» WHAT THE TASK ASKS
Work out how many lines hold the string "prescribed". Give that number and nothing more.

» RECORDED INFORMATION
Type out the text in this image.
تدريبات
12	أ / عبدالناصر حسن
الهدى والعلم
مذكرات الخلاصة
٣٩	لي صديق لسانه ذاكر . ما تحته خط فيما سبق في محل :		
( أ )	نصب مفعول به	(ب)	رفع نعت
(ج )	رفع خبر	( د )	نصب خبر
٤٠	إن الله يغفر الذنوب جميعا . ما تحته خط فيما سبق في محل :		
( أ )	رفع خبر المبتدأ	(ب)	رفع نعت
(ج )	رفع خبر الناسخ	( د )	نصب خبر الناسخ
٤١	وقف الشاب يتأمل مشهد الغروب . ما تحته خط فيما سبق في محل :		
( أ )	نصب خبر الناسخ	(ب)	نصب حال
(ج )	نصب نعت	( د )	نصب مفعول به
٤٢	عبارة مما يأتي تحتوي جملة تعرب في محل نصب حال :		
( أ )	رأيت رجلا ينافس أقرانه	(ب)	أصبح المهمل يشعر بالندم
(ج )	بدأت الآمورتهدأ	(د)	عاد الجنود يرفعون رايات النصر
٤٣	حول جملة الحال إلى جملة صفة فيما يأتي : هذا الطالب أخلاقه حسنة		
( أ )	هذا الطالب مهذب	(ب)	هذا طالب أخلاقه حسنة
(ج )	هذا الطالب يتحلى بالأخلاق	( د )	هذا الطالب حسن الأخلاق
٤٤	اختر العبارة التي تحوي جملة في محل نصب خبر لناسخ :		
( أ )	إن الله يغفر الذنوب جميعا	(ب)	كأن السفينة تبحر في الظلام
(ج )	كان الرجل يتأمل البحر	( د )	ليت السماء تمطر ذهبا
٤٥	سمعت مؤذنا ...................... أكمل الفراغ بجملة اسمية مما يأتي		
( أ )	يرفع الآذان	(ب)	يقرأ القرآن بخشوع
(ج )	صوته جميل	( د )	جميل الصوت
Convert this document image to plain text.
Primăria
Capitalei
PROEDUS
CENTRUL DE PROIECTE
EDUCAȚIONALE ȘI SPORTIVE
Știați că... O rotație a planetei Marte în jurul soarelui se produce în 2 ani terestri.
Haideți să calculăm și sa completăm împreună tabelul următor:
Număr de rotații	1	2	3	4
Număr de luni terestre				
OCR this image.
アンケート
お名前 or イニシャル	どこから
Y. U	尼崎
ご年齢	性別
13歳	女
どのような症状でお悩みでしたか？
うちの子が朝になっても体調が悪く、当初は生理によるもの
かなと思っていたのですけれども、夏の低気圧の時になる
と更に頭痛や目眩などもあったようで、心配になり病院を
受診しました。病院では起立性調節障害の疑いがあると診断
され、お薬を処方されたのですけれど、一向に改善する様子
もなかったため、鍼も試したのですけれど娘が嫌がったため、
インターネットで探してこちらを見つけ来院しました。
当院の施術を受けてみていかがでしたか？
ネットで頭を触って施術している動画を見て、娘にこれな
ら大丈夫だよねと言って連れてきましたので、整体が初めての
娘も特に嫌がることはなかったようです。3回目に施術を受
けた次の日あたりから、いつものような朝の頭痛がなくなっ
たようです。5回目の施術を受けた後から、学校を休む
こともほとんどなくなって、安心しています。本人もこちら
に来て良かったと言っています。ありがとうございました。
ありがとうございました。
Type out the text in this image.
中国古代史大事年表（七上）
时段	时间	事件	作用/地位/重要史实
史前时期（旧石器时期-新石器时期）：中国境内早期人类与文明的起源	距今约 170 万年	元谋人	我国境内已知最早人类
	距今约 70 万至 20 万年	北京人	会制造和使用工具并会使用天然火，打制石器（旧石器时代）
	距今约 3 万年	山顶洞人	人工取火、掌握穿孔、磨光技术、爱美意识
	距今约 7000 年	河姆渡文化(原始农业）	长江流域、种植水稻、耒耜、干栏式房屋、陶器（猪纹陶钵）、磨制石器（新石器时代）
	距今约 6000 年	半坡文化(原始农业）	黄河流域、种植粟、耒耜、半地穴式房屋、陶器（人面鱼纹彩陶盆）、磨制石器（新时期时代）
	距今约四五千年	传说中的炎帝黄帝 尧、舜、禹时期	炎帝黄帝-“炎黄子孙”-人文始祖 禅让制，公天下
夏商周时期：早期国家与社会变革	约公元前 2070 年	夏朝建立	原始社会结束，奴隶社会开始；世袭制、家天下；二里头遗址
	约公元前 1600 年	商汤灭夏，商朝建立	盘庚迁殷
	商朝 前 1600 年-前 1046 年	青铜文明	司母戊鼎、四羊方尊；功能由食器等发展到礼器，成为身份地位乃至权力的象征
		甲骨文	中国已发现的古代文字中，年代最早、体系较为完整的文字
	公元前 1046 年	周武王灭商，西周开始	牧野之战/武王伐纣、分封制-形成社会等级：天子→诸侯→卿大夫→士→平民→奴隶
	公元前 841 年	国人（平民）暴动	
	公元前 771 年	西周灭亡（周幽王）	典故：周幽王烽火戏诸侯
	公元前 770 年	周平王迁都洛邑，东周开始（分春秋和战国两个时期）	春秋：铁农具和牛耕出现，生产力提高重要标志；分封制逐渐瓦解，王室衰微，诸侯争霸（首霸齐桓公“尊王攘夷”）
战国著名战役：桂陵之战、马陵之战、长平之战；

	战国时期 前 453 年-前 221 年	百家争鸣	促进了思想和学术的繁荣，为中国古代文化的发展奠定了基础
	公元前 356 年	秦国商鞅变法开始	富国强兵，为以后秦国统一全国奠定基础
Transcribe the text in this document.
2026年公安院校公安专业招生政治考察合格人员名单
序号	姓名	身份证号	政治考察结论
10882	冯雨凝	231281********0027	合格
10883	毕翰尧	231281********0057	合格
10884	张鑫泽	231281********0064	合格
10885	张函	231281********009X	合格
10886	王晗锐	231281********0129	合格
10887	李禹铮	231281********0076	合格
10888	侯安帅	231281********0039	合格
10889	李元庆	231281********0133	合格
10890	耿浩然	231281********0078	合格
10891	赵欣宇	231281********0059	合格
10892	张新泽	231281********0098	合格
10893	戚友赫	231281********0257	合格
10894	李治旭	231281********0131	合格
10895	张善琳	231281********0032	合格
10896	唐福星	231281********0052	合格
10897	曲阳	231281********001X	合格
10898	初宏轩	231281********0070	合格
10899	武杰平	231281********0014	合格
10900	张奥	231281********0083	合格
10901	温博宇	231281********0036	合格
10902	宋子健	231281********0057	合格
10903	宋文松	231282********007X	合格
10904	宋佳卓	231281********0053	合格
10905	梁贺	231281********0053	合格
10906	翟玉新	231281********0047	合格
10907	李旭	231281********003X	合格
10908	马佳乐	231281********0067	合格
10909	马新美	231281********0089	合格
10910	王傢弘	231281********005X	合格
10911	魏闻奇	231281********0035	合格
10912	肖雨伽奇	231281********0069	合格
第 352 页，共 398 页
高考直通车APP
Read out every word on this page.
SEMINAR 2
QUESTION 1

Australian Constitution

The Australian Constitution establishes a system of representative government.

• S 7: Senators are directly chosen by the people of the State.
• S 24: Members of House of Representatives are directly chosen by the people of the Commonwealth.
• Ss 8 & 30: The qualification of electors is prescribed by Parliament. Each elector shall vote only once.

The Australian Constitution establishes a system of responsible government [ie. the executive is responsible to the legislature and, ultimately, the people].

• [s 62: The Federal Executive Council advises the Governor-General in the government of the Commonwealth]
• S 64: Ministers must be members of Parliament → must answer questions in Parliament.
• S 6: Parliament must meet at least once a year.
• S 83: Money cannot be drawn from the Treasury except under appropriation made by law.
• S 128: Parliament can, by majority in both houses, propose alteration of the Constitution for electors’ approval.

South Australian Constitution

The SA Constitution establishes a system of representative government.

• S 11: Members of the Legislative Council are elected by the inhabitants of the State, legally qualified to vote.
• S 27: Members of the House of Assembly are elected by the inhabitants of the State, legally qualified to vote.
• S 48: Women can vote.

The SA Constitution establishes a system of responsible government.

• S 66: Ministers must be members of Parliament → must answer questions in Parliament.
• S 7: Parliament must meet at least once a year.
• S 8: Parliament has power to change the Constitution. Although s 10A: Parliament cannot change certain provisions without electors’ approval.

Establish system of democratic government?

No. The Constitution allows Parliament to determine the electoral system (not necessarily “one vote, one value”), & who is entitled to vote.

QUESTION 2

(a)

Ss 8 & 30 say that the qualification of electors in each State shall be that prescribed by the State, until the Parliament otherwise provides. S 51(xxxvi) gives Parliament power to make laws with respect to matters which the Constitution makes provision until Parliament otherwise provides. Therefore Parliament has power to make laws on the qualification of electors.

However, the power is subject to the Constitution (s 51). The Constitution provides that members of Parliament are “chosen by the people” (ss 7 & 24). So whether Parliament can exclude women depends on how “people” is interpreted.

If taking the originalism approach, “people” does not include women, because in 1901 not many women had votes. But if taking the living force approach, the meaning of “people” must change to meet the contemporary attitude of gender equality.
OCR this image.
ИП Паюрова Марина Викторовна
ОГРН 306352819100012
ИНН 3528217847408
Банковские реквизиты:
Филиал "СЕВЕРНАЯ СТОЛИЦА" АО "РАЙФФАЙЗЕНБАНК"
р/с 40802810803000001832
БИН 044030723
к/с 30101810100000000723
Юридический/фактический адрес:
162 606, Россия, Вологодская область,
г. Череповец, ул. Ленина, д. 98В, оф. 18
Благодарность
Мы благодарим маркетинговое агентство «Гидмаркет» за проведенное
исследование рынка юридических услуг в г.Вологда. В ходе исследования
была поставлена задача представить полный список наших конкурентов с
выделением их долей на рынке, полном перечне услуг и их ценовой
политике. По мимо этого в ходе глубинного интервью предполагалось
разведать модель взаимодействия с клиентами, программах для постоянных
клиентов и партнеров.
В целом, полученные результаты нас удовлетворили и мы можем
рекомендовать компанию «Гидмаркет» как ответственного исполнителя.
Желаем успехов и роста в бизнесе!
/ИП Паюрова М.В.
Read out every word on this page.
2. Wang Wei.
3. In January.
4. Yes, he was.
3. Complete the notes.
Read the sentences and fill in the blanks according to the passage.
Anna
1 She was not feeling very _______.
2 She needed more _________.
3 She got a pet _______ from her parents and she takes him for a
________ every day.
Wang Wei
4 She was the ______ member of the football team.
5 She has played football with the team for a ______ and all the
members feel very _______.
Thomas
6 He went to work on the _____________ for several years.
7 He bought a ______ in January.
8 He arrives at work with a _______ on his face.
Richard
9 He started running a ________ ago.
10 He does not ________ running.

» TASK RESULT
2